Pictures stay out; everything else in the records below is copied exactly.
-- Start --
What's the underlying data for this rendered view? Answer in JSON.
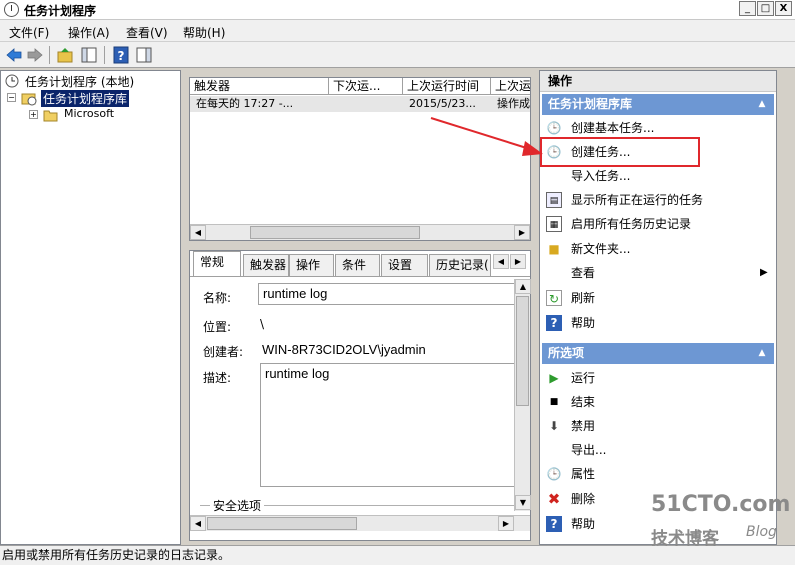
{
  "window": {
    "title": "任务计划程序",
    "min": "_",
    "max": "□",
    "close": "X"
  },
  "menu": [
    "文件(F)",
    "操作(A)",
    "查看(V)",
    "帮助(H)"
  ],
  "tree": {
    "root": "任务计划程序 (本地)",
    "library": "任务计划程序库",
    "child": "Microsoft"
  },
  "task_list": {
    "columns": [
      "触发器",
      "下次运...",
      "上次运行时间",
      "上次运"
    ],
    "row": [
      "在每天的 17:27 -...",
      "",
      "2015/5/23...",
      "操作成"
    ]
  },
  "tabs": [
    "常规",
    "触发器",
    "操作",
    "条件",
    "设置",
    "历史记录("
  ],
  "general": {
    "name_label": "名称:",
    "name_value": "runtime log",
    "location_label": "位置:",
    "location_value": "\\",
    "author_label": "创建者:",
    "author_value": "WIN-8R73CID2OLV\\jyadmin",
    "desc_label": "描述:",
    "desc_value": "runtime log",
    "security_label": "安全选项"
  },
  "actions": {
    "header": "操作",
    "section1": "任务计划程序库",
    "items1": [
      "创建基本任务...",
      "创建任务...",
      "导入任务...",
      "显示所有正在运行的任务",
      "启用所有任务历史记录",
      "新文件夹...",
      "查看",
      "刷新",
      "帮助"
    ],
    "section2": "所选项",
    "items2": [
      "运行",
      "结束",
      "禁用",
      "导出...",
      "属性",
      "删除",
      "帮助"
    ]
  },
  "status": "启用或禁用所有任务历史记录的日志记录。",
  "watermark": {
    "line1": "51CTO.com",
    "line2": "技术博客",
    "line3": "Blog"
  },
  "colors": {
    "section_blue": "#6d97d3",
    "highlight_red": "#e0282c",
    "selected_blue": "#0a246a"
  }
}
-- End --
### OUTPUT
What's the underlying data for this rendered view? Answer in JSON.
{
  "window": {
    "title": "任务计划程序",
    "min": "_",
    "max": "□",
    "close": "X"
  },
  "menu": [
    "文件(F)",
    "操作(A)",
    "查看(V)",
    "帮助(H)"
  ],
  "tree": {
    "root": "任务计划程序 (本地)",
    "library": "任务计划程序库",
    "child": "Microsoft"
  },
  "task_list": {
    "columns": [
      "触发器",
      "下次运...",
      "上次运行时间",
      "上次运"
    ],
    "row": [
      "在每天的 17:27 -...",
      "",
      "2015/5/23...",
      "操作成"
    ]
  },
  "tabs": [
    "常规",
    "触发器",
    "操作",
    "条件",
    "设置",
    "历史记录("
  ],
  "general": {
    "name_label": "名称:",
    "name_value": "runtime log",
    "location_label": "位置:",
    "location_value": "\\",
    "author_label": "创建者:",
    "author_value": "WIN-8R73CID2OLV\\jyadmin",
    "desc_label": "描述:",
    "desc_value": "runtime log",
    "security_label": "安全选项"
  },
  "actions": {
    "header": "操作",
    "section1": "任务计划程序库",
    "items1": [
      "创建基本任务...",
      "创建任务...",
      "导入任务...",
      "显示所有正在运行的任务",
      "启用所有任务历史记录",
      "新文件夹...",
      "查看",
      "刷新",
      "帮助"
    ],
    "section2": "所选项",
    "items2": [
      "运行",
      "结束",
      "禁用",
      "导出...",
      "属性",
      "删除",
      "帮助"
    ]
  },
  "status": "启用或禁用所有任务历史记录的日志记录。",
  "watermark": {
    "line1": "51CTO.com",
    "line2": "技术博客",
    "line3": "Blog"
  },
  "colors": {
    "section_blue": "#6d97d3",
    "highlight_red": "#e0282c",
    "selected_blue": "#0a246a"
  }
}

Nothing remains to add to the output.